REQUIREMENTS:
Work out how many lines hold the string "horizontal". Give that number and nothing more.
◆ ◆ ◆ ◆ ◆ ◆ ◆
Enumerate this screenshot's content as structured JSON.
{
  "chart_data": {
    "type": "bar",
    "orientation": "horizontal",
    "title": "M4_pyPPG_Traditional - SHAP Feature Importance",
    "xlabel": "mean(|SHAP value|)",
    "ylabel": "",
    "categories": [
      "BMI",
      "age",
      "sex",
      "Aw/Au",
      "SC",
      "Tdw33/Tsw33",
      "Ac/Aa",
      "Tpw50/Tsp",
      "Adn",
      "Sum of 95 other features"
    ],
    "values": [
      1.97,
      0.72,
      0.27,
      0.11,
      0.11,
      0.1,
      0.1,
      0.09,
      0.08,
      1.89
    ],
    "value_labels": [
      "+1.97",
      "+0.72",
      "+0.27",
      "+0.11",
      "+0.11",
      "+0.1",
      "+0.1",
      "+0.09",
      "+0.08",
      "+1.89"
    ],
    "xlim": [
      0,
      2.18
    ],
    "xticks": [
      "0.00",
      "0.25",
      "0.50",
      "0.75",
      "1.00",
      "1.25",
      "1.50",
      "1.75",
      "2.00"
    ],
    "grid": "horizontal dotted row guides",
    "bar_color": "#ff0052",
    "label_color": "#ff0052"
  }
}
◆ ◆ ◆ ◆ ◆ ◆ ◆
THE REPLY:
2